## [EXERCISE PROMPT]
Take from the listing each line that has the string "gradually".

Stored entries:
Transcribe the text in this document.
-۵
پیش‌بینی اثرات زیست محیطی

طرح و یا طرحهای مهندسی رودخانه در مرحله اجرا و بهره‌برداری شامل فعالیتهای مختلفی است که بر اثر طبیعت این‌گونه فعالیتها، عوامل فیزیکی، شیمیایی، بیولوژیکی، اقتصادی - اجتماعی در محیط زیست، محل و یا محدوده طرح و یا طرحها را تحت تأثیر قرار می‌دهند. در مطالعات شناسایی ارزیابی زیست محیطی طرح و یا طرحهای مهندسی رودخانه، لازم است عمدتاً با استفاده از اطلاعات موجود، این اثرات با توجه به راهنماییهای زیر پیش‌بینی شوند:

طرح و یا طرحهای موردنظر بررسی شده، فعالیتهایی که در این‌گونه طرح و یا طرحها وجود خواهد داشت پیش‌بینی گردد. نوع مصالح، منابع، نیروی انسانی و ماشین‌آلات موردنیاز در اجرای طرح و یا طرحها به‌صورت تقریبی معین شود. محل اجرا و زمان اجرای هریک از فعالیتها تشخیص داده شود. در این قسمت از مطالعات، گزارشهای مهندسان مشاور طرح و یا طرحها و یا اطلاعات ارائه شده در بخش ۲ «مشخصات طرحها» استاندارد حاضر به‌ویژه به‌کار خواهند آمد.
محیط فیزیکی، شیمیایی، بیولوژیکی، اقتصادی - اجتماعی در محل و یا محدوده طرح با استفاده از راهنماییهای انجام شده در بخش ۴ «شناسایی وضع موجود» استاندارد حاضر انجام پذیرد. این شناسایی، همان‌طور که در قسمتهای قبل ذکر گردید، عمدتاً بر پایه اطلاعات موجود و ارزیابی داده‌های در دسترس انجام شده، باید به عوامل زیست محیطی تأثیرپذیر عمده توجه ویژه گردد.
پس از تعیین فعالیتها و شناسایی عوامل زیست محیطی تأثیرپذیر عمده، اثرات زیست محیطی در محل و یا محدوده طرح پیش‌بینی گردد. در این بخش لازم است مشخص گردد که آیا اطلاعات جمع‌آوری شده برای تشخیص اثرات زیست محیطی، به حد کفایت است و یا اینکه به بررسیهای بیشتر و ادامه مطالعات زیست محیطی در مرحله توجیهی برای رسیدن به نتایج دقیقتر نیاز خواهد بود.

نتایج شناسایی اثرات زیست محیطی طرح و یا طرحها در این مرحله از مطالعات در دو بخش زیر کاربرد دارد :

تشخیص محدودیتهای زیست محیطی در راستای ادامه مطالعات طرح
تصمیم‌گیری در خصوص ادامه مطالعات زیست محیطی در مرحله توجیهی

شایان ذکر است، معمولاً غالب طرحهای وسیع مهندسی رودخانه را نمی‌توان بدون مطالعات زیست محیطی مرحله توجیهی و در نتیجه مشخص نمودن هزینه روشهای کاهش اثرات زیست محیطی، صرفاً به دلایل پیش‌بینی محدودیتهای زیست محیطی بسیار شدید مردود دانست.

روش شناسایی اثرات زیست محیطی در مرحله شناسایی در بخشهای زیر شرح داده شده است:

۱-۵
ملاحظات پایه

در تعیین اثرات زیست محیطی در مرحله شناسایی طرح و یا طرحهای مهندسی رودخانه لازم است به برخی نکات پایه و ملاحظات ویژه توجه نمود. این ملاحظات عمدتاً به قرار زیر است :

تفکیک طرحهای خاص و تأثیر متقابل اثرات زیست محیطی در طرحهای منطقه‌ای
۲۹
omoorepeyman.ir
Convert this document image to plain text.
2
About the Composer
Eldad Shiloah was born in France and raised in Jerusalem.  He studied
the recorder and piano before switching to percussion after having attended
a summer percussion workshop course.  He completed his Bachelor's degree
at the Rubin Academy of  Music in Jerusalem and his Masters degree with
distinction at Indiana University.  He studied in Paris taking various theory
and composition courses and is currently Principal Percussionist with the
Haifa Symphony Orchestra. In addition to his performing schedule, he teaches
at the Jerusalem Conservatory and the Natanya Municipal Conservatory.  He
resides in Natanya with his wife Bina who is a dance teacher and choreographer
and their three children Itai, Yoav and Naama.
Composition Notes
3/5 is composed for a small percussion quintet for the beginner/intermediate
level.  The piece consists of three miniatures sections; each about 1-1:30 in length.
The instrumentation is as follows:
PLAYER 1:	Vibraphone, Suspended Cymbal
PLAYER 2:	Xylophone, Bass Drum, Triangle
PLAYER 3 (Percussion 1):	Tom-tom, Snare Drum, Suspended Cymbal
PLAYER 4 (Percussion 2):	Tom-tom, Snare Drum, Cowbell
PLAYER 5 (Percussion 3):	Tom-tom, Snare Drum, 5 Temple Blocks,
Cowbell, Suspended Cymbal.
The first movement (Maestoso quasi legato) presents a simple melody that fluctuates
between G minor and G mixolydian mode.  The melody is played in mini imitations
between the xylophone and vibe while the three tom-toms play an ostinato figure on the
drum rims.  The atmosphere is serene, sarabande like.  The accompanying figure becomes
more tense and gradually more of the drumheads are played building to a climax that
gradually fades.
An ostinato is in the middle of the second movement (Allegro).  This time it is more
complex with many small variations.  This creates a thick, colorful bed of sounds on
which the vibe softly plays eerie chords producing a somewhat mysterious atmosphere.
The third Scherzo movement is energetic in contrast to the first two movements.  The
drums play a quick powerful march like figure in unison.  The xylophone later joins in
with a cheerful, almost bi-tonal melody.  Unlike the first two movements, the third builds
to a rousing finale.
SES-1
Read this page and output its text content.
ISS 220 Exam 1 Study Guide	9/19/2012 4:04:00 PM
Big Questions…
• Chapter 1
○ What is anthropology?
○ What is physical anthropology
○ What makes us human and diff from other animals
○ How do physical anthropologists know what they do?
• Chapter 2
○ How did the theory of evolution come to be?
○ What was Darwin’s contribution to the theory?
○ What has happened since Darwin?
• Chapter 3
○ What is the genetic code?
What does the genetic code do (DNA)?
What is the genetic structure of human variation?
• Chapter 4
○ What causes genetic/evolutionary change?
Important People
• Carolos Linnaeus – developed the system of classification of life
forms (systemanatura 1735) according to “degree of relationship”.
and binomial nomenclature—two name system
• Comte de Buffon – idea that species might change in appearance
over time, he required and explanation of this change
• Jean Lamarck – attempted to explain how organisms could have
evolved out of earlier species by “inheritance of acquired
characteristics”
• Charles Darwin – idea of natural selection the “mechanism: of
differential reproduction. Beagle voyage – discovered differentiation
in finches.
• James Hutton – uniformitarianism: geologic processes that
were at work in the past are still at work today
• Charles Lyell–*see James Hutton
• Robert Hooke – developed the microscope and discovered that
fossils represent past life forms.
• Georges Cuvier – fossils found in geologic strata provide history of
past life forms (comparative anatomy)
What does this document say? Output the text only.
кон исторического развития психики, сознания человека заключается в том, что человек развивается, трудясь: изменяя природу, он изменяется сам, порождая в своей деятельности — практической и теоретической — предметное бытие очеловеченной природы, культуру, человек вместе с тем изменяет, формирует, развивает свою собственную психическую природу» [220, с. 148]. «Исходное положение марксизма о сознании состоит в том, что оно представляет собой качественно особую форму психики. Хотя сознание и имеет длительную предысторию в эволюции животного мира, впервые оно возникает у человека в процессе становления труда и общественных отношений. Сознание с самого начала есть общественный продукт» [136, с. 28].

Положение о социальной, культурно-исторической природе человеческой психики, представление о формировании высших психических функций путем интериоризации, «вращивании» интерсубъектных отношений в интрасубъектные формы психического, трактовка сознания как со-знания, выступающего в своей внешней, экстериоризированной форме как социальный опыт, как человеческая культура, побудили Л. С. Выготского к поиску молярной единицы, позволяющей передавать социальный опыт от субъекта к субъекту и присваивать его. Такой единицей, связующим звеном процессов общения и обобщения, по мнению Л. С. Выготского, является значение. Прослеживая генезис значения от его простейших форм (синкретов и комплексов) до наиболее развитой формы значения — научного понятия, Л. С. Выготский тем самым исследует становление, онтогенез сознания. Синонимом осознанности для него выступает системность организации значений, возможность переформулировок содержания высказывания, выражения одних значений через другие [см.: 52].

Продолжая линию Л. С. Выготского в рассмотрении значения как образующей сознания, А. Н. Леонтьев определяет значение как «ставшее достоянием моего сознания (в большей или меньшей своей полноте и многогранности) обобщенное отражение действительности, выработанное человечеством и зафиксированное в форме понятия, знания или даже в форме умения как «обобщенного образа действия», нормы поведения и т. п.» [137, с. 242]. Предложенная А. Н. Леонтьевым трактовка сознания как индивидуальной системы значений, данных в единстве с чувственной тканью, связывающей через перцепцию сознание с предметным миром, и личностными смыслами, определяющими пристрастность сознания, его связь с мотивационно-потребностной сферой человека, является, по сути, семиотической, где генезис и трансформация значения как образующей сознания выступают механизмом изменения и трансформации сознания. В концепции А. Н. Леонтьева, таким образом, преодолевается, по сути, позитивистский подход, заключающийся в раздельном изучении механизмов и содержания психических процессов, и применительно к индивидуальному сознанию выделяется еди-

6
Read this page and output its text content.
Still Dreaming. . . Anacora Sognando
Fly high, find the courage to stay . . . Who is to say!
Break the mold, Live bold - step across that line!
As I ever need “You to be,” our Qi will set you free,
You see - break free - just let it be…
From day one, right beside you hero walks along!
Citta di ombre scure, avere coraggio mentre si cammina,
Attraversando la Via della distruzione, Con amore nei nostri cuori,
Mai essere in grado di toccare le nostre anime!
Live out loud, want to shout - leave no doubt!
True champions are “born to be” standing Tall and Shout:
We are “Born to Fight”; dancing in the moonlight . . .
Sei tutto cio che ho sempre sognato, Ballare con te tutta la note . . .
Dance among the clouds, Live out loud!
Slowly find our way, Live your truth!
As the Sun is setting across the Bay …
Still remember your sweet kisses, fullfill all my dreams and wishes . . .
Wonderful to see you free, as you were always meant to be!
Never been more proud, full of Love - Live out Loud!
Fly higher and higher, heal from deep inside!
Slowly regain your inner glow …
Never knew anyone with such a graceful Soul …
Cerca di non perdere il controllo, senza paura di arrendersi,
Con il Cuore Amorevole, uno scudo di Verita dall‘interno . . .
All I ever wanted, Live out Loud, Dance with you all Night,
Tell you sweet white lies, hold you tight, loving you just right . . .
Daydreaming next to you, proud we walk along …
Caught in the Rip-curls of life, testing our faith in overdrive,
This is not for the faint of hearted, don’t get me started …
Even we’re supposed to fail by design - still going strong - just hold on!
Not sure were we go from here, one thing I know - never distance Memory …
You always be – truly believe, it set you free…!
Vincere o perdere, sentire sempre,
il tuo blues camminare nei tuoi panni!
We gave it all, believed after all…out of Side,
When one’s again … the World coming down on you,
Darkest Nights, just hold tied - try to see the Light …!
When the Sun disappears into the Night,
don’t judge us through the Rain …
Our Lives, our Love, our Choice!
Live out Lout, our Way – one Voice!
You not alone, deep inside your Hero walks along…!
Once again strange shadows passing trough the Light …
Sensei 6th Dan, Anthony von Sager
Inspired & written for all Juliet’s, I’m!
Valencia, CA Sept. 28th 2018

## [SOLUTION TO THIS TASK]
more tense and gradually more of the drumheads are played building to a climax that
gradually fades.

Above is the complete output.